- **Stated task**: Copy the data precisely, character for character, and leave out every picture.

- **Given information**:
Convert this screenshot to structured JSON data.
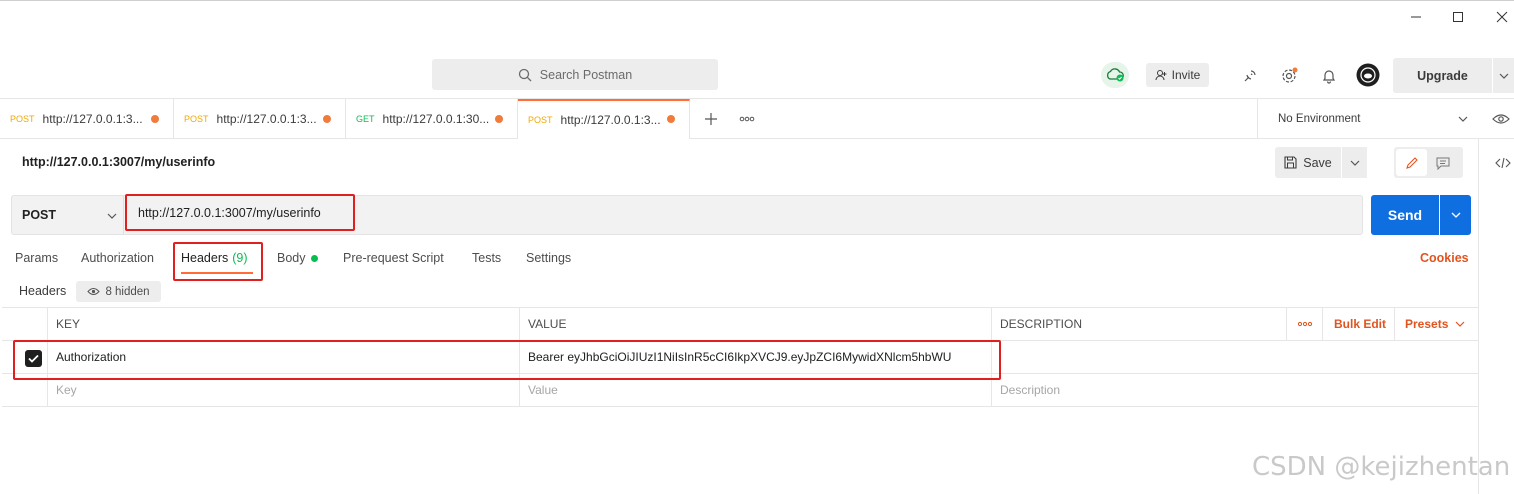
{
  "window": {
    "minimize": "—",
    "maximize": "☐",
    "close": "✕"
  },
  "header": {
    "search_placeholder": "Search Postman",
    "invite_label": "Invite",
    "upgrade_label": "Upgrade"
  },
  "tabs": [
    {
      "method": "POST",
      "label": "http://127.0.0.1:3..."
    },
    {
      "method": "POST",
      "label": "http://127.0.0.1:3..."
    },
    {
      "method": "GET",
      "label": "http://127.0.0.1:30..."
    },
    {
      "method": "POST",
      "label": "http://127.0.0.1:3..."
    }
  ],
  "environment": {
    "selected": "No Environment"
  },
  "request": {
    "title": "http://127.0.0.1:3007/my/userinfo",
    "save_label": "Save",
    "method": "POST",
    "url": "http://127.0.0.1:3007/my/userinfo",
    "send_label": "Send"
  },
  "request_tabs": {
    "params": "Params",
    "authorization": "Authorization",
    "headers": "Headers",
    "headers_count": "(9)",
    "body": "Body",
    "prerequest": "Pre-request Script",
    "tests": "Tests",
    "settings": "Settings",
    "cookies": "Cookies"
  },
  "headers_section": {
    "label": "Headers",
    "hidden": "8 hidden"
  },
  "table": {
    "columns": {
      "key": "KEY",
      "value": "VALUE",
      "description": "DESCRIPTION"
    },
    "bulk_edit": "Bulk Edit",
    "presets": "Presets",
    "rows": [
      {
        "key": "Authorization",
        "value": "Bearer eyJhbGciOiJIUzI1NiIsInR5cCI6IkpXVCJ9.eyJpZCI6MywidXNlcm5hbWU",
        "description": ""
      }
    ],
    "placeholder": {
      "key": "Key",
      "value": "Value",
      "description": "Description"
    }
  },
  "watermark": "CSDN @kejizhentan",
  "colors": {
    "accent": "#ff6c37",
    "send": "#0f6fe0",
    "annotation": "#e21f1f",
    "post": "#f0a800",
    "get": "#0cbb52"
  }
}
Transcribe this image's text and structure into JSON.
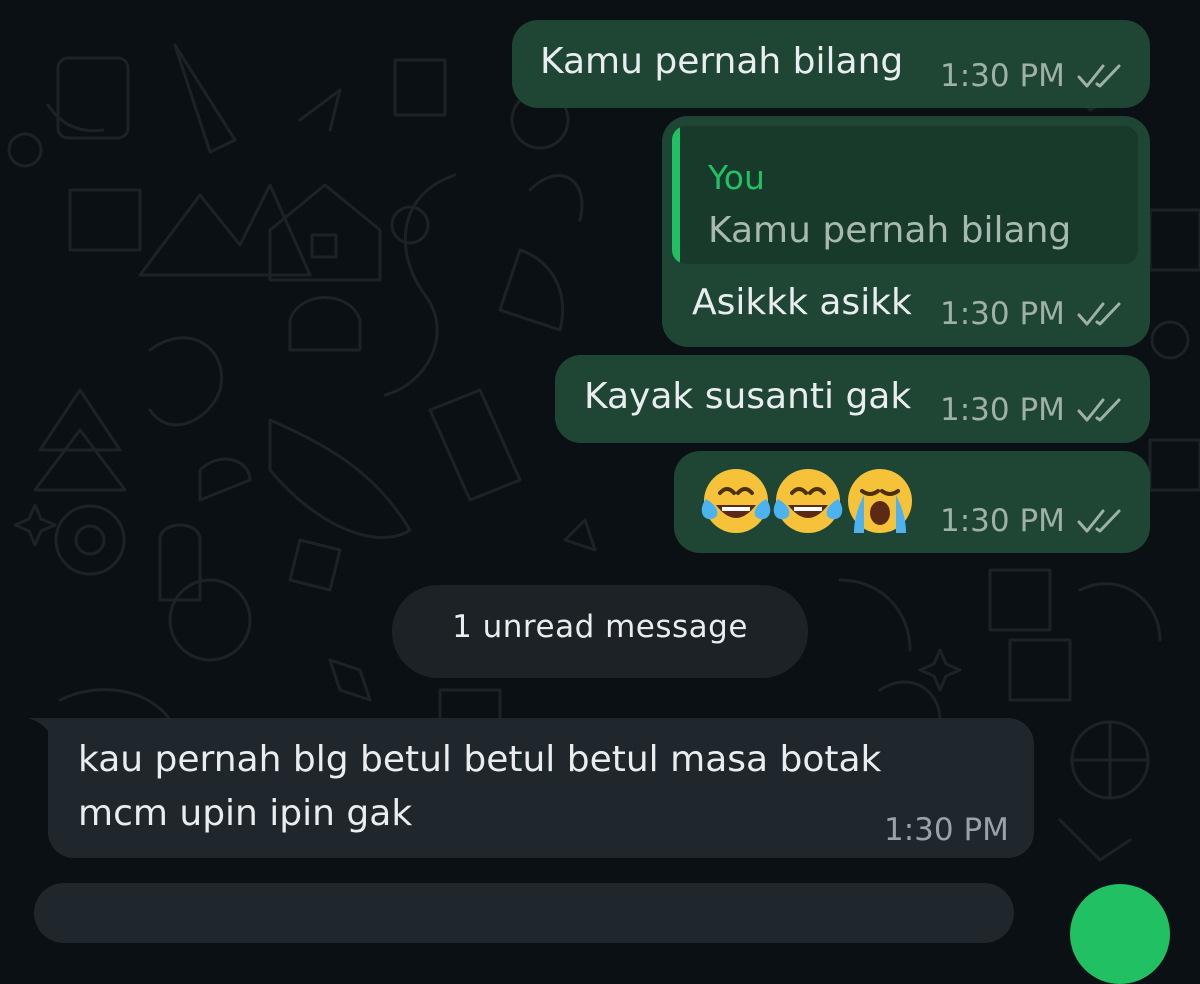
{
  "chat": {
    "messages": [
      {
        "direction": "outgoing",
        "text": "Kamu pernah bilang",
        "time": "1:30 PM",
        "status": "read"
      },
      {
        "direction": "outgoing",
        "reply_to": {
          "author": "You",
          "text": "Kamu pernah bilang"
        },
        "text": "Asikkk asikk",
        "time": "1:30 PM",
        "status": "read"
      },
      {
        "direction": "outgoing",
        "text": "Kayak susanti gak",
        "time": "1:30 PM",
        "status": "read"
      },
      {
        "direction": "outgoing",
        "emojis": [
          "face-with-tears-of-joy",
          "face-with-tears-of-joy",
          "loudly-crying-face"
        ],
        "time": "1:30 PM",
        "status": "read"
      },
      {
        "direction": "incoming",
        "text_lines": [
          "kau pernah blg betul betul betul masa botak",
          "mcm upin ipin gak"
        ],
        "time": "1:30 PM"
      }
    ],
    "unread_divider": "1 unread message"
  },
  "colors": {
    "background": "#0b1014",
    "outgoing_bubble": "#1f4634",
    "incoming_bubble": "#1f272c",
    "accent_green": "#21c063",
    "read_tick": "#9fb1a7"
  },
  "icons": [
    "double-check-icon",
    "send-fab-icon"
  ]
}
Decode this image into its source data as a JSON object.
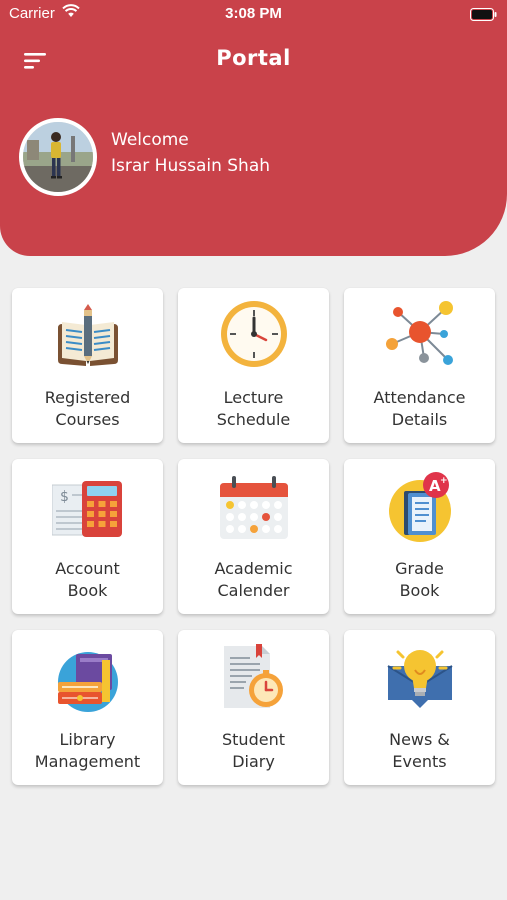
{
  "status_bar": {
    "carrier": "Carrier",
    "time": "3:08 PM"
  },
  "header": {
    "title": "Portal",
    "welcome_text": "Welcome",
    "user_name": "Israr Hussain Shah",
    "accent_color": "#c9424a"
  },
  "tiles": [
    {
      "line1": "Registered",
      "line2": "Courses",
      "icon": "book-pencil-icon"
    },
    {
      "line1": "Lecture",
      "line2": "Schedule",
      "icon": "clock-icon"
    },
    {
      "line1": "Attendance",
      "line2": "Details",
      "icon": "network-nodes-icon"
    },
    {
      "line1": "Account",
      "line2": "Book",
      "icon": "calculator-icon"
    },
    {
      "line1": "Academic",
      "line2": "Calender",
      "icon": "calendar-icon"
    },
    {
      "line1": "Grade",
      "line2": "Book",
      "icon": "grade-book-icon"
    },
    {
      "line1": "Library",
      "line2": "Management",
      "icon": "library-books-icon"
    },
    {
      "line1": "Student",
      "line2": "Diary",
      "icon": "diary-icon"
    },
    {
      "line1": "News &",
      "line2": "Events",
      "icon": "lightbulb-icon"
    }
  ]
}
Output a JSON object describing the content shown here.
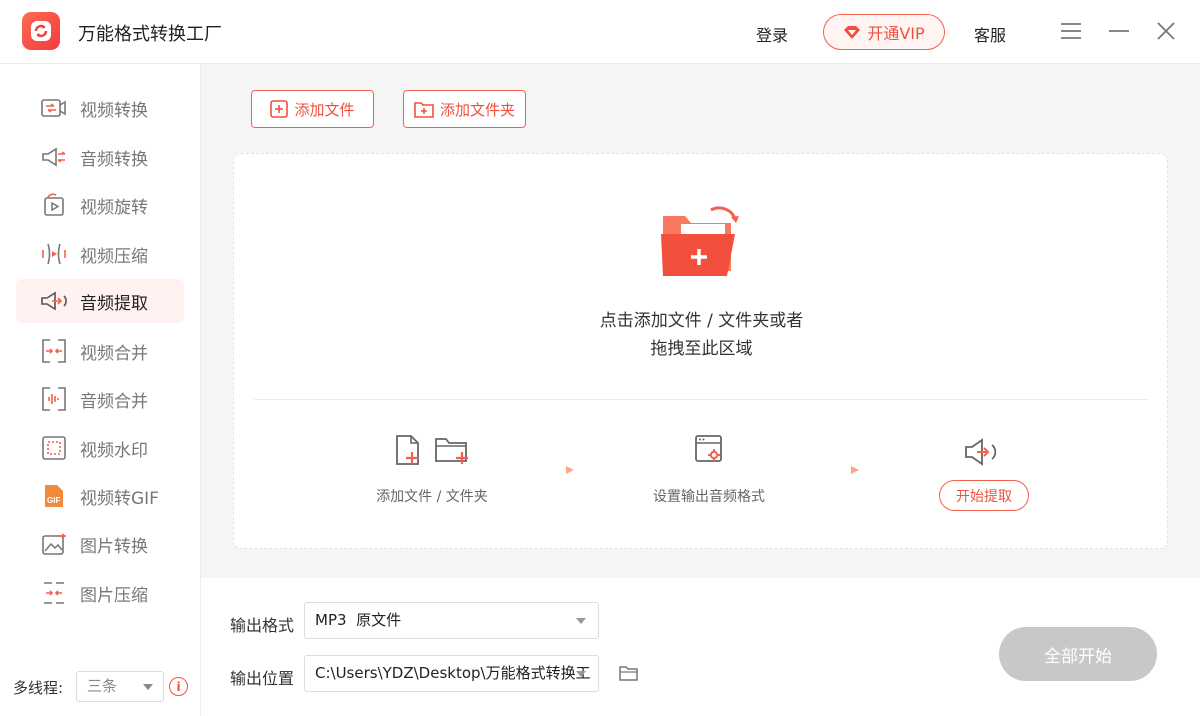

- **Reply to the exercise**:
Convert this screenshot to structured JSON data.
{
  "window": {
    "minimize": "—",
    "maximize": "☐",
    "close": "✕"
  },
  "header": {
    "search_placeholder": "Search Postman",
    "invite_label": "Invite",
    "upgrade_label": "Upgrade"
  },
  "tabs": [
    {
      "method": "POST",
      "label": "http://127.0.0.1:3..."
    },
    {
      "method": "POST",
      "label": "http://127.0.0.1:3..."
    },
    {
      "method": "GET",
      "label": "http://127.0.0.1:30..."
    },
    {
      "method": "POST",
      "label": "http://127.0.0.1:3..."
    }
  ],
  "environment": {
    "selected": "No Environment"
  },
  "request": {
    "title": "http://127.0.0.1:3007/my/userinfo",
    "save_label": "Save",
    "method": "POST",
    "url": "http://127.0.0.1:3007/my/userinfo",
    "send_label": "Send"
  },
  "request_tabs": {
    "params": "Params",
    "authorization": "Authorization",
    "headers": "Headers",
    "headers_count": "(9)",
    "body": "Body",
    "prerequest": "Pre-request Script",
    "tests": "Tests",
    "settings": "Settings",
    "cookies": "Cookies"
  },
  "headers_section": {
    "label": "Headers",
    "hidden": "8 hidden"
  },
  "table": {
    "columns": {
      "key": "KEY",
      "value": "VALUE",
      "description": "DESCRIPTION"
    },
    "bulk_edit": "Bulk Edit",
    "presets": "Presets",
    "rows": [
      {
        "key": "Authorization",
        "value": "Bearer eyJhbGciOiJIUzI1NiIsInR5cCI6IkpXVCJ9.eyJpZCI6MywidXNlcm5hbWU",
        "description": ""
      }
    ],
    "placeholder": {
      "key": "Key",
      "value": "Value",
      "description": "Description"
    }
  },
  "watermark": "CSDN @kejizhentan",
  "colors": {
    "accent": "#ff6c37",
    "send": "#0f6fe0",
    "annotation": "#e21f1f",
    "post": "#f0a800",
    "get": "#0cbb52"
  }
}
Transcribe this image's text and structure into JSON.
{
  "chat": {
    "messages": [
      {
        "direction": "outgoing",
        "text": "Kamu pernah bilang",
        "time": "1:30 PM",
        "status": "read"
      },
      {
        "direction": "outgoing",
        "reply_to": {
          "author": "You",
          "text": "Kamu pernah bilang"
        },
        "text": "Asikkk asikk",
        "time": "1:30 PM",
        "status": "read"
      },
      {
        "direction": "outgoing",
        "text": "Kayak susanti gak",
        "time": "1:30 PM",
        "status": "read"
      },
      {
        "direction": "outgoing",
        "emojis": [
          "face-with-tears-of-joy",
          "face-with-tears-of-joy",
          "loudly-crying-face"
        ],
        "time": "1:30 PM",
        "status": "read"
      },
      {
        "direction": "incoming",
        "text_lines": [
          "kau pernah blg betul betul betul masa botak",
          "mcm upin ipin gak"
        ],
        "time": "1:30 PM"
      }
    ],
    "unread_divider": "1 unread message"
  },
  "colors": {
    "background": "#0b1014",
    "outgoing_bubble": "#1f4634",
    "incoming_bubble": "#1f272c",
    "accent_green": "#21c063",
    "read_tick": "#9fb1a7"
  },
  "icons": [
    "double-check-icon",
    "send-fab-icon"
  ]
}
Decode this image into its source data as a JSON object.
{
  "status_bar": {
    "carrier": "Carrier",
    "time": "3:08 PM"
  },
  "header": {
    "title": "Portal",
    "welcome_text": "Welcome",
    "user_name": "Israr Hussain Shah",
    "accent_color": "#c9424a"
  },
  "tiles": [
    {
      "line1": "Registered",
      "line2": "Courses",
      "icon": "book-pencil-icon"
    },
    {
      "line1": "Lecture",
      "line2": "Schedule",
      "icon": "clock-icon"
    },
    {
      "line1": "Attendance",
      "line2": "Details",
      "icon": "network-nodes-icon"
    },
    {
      "line1": "Account",
      "line2": "Book",
      "icon": "calculator-icon"
    },
    {
      "line1": "Academic",
      "line2": "Calender",
      "icon": "calendar-icon"
    },
    {
      "line1": "Grade",
      "line2": "Book",
      "icon": "grade-book-icon"
    },
    {
      "line1": "Library",
      "line2": "Management",
      "icon": "library-books-icon"
    },
    {
      "line1": "Student",
      "line2": "Diary",
      "icon": "diary-icon"
    },
    {
      "line1": "News &",
      "line2": "Events",
      "icon": "lightbulb-icon"
    }
  ]
}
Output a JSON object describing the content shown here.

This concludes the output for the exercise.